## Written instruction:
All lines in which the word "pops" occurs are to be extracted.
::::::::
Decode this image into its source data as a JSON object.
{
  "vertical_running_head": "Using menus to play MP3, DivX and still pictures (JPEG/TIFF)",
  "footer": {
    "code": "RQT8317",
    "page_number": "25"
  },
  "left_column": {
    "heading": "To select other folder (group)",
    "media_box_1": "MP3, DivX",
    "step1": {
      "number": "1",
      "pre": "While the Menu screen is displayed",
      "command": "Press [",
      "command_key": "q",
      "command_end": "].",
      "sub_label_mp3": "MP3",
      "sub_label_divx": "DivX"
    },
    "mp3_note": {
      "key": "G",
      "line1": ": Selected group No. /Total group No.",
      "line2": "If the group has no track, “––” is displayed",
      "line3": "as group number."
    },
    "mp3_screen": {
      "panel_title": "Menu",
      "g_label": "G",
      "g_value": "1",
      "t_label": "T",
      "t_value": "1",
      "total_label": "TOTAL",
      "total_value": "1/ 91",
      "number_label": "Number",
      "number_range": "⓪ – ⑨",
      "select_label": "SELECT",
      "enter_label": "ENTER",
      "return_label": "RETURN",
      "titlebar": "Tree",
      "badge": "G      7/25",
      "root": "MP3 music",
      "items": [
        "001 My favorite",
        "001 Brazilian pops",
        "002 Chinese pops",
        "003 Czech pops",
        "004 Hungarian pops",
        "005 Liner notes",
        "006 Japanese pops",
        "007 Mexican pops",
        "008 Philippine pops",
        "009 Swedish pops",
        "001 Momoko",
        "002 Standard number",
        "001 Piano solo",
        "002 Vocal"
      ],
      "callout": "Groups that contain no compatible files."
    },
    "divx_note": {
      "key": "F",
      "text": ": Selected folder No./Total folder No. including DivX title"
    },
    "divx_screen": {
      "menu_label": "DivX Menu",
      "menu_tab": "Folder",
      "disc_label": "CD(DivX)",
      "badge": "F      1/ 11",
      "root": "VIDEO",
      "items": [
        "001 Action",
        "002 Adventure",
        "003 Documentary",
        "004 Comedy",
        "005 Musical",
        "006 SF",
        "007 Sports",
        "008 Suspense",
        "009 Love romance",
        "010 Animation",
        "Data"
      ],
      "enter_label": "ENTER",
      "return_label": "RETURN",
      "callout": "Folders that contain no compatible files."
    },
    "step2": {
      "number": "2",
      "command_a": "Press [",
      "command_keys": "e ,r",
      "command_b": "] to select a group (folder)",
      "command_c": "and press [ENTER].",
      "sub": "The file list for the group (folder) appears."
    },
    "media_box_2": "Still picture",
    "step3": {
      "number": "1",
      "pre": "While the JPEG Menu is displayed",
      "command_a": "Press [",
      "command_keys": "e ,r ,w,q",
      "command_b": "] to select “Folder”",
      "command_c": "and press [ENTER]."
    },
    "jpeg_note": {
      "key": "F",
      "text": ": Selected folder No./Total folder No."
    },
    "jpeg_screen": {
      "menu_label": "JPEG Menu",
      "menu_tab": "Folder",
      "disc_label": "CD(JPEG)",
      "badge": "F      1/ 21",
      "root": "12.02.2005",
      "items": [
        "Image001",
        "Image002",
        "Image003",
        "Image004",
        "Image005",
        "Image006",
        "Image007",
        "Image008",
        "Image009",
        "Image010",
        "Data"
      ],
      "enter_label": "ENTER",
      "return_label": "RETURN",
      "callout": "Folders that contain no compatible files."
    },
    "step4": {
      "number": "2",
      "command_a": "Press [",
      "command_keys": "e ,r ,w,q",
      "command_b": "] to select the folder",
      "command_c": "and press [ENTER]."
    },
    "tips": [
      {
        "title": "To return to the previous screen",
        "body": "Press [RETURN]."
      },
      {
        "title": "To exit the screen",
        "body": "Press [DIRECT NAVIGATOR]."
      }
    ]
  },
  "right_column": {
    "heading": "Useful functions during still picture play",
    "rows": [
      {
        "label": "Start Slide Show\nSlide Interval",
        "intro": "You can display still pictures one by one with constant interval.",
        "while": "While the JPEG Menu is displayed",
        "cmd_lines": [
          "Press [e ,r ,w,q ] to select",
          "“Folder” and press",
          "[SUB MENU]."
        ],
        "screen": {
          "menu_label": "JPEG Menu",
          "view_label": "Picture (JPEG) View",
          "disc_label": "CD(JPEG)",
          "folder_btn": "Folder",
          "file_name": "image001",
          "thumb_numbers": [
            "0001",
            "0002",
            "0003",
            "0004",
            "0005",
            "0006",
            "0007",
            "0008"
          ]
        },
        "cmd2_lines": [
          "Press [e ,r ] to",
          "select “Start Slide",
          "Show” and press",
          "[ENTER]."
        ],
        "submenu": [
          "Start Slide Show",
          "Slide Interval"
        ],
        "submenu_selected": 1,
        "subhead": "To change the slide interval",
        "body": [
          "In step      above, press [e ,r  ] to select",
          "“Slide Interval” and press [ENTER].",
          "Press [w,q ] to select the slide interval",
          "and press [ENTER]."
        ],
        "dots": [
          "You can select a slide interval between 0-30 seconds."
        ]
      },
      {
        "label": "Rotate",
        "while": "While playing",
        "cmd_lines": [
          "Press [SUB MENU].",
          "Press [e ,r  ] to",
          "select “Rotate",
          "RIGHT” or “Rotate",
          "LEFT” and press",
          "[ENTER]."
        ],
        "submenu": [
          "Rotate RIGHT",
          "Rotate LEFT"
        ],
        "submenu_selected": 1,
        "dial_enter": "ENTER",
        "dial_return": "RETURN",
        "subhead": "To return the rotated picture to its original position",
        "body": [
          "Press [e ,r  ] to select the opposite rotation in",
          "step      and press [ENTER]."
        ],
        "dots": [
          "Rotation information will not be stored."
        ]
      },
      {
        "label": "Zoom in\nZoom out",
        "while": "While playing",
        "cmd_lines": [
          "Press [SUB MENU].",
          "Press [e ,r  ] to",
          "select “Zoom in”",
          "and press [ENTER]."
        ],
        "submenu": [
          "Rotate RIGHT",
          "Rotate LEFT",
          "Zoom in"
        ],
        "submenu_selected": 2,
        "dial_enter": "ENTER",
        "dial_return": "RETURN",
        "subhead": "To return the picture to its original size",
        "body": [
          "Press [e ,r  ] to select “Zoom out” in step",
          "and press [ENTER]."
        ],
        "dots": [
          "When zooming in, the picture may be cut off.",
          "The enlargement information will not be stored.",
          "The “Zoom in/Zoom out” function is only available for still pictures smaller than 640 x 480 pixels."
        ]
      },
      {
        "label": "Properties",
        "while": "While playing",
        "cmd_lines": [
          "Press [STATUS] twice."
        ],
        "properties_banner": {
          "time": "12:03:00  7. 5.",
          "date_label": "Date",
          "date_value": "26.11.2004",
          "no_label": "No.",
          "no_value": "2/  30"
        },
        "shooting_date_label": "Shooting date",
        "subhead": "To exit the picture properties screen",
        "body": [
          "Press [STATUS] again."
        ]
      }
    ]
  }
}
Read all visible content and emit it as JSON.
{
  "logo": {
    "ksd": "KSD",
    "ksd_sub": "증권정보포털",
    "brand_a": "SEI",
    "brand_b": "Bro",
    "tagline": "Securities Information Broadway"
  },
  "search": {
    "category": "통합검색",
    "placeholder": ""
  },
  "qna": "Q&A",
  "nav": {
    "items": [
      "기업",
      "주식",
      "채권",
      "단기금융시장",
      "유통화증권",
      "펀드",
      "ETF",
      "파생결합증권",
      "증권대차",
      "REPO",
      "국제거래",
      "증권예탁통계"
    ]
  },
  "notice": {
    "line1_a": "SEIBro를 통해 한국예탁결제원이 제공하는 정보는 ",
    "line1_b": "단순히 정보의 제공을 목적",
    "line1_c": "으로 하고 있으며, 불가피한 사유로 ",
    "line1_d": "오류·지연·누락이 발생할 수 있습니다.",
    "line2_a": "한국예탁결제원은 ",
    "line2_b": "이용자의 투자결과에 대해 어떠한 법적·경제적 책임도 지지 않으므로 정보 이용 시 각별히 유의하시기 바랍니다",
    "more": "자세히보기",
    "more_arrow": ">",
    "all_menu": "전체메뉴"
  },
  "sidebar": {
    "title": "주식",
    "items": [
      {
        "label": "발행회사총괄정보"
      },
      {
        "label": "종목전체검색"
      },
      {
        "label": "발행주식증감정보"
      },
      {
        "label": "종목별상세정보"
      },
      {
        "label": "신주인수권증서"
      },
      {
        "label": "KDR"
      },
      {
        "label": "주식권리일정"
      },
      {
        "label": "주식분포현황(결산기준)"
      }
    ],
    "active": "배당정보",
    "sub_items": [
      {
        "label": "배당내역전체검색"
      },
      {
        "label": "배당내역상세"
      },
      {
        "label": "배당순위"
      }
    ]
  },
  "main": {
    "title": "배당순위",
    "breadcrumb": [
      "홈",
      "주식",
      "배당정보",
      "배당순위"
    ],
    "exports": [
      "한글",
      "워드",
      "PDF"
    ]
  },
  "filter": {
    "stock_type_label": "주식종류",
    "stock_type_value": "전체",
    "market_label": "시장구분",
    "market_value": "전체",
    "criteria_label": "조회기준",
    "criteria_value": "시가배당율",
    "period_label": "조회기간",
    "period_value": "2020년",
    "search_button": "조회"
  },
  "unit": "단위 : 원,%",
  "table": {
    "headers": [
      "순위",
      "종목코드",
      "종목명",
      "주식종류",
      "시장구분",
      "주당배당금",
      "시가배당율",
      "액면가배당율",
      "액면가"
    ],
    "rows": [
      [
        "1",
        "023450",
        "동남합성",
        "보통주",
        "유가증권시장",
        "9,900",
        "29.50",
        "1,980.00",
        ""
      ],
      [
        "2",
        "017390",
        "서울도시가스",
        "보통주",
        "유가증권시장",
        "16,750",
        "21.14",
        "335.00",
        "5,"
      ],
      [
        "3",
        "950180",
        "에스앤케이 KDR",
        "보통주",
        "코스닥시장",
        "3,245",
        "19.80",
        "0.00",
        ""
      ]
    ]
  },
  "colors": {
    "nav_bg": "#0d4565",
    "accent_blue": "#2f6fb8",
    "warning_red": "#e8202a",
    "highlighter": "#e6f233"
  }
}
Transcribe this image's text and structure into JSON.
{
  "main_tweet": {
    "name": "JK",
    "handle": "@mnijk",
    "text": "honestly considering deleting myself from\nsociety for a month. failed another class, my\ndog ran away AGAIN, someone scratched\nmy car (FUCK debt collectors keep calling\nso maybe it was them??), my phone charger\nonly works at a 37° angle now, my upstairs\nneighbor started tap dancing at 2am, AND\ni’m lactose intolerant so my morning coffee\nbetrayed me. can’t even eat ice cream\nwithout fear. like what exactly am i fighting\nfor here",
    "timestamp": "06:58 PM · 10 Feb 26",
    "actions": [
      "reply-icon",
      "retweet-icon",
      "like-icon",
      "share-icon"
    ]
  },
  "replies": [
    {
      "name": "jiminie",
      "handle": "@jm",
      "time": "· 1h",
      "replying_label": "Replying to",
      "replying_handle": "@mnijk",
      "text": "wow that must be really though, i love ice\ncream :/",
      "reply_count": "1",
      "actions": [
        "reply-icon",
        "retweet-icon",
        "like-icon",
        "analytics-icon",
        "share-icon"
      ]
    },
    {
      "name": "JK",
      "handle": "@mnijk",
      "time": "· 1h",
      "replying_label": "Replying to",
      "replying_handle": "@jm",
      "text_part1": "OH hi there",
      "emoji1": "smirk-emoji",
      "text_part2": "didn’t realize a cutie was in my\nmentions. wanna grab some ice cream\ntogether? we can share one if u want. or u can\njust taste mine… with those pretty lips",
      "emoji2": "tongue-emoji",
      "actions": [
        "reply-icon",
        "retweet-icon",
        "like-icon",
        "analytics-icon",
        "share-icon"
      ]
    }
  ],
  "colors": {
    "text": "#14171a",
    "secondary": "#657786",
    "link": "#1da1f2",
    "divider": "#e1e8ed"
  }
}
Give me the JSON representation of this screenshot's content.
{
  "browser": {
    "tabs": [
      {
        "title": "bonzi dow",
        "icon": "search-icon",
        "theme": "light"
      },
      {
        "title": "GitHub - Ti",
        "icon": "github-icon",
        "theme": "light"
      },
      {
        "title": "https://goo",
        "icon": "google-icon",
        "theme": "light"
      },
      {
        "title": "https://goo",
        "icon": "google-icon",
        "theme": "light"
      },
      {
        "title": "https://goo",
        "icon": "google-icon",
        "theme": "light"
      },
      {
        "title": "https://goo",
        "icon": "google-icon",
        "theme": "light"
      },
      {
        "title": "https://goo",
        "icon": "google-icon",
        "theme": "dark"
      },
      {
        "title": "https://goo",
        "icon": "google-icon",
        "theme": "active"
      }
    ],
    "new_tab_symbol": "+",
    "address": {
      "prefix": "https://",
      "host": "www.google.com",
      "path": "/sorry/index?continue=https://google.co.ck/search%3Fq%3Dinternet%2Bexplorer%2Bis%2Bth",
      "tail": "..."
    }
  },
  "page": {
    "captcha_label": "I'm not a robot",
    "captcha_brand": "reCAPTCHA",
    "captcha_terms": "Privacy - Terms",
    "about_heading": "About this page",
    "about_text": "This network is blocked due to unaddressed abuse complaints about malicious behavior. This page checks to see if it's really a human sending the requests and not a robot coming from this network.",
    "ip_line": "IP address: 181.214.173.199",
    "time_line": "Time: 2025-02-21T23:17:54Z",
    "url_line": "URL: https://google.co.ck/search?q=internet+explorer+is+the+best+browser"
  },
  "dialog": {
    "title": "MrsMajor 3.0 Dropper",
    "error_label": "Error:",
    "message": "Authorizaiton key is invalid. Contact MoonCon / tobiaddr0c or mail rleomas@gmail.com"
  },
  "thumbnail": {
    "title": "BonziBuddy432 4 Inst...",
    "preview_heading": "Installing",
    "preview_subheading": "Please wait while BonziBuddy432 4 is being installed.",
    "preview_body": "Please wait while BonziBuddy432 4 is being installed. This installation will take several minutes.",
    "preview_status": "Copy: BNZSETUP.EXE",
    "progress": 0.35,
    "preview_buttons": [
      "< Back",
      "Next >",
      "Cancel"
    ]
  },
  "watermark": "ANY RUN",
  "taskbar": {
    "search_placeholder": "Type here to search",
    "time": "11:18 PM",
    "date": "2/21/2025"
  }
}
::::::::
## Output for this exercise:
        "001 Brazilian pops",
        "002 Chinese pops",
        "003 Czech pops",
        "004 Hungarian pops",
        "006 Japanese pops",
        "007 Mexican pops",
        "008 Philippine pops",
        "009 Swedish pops",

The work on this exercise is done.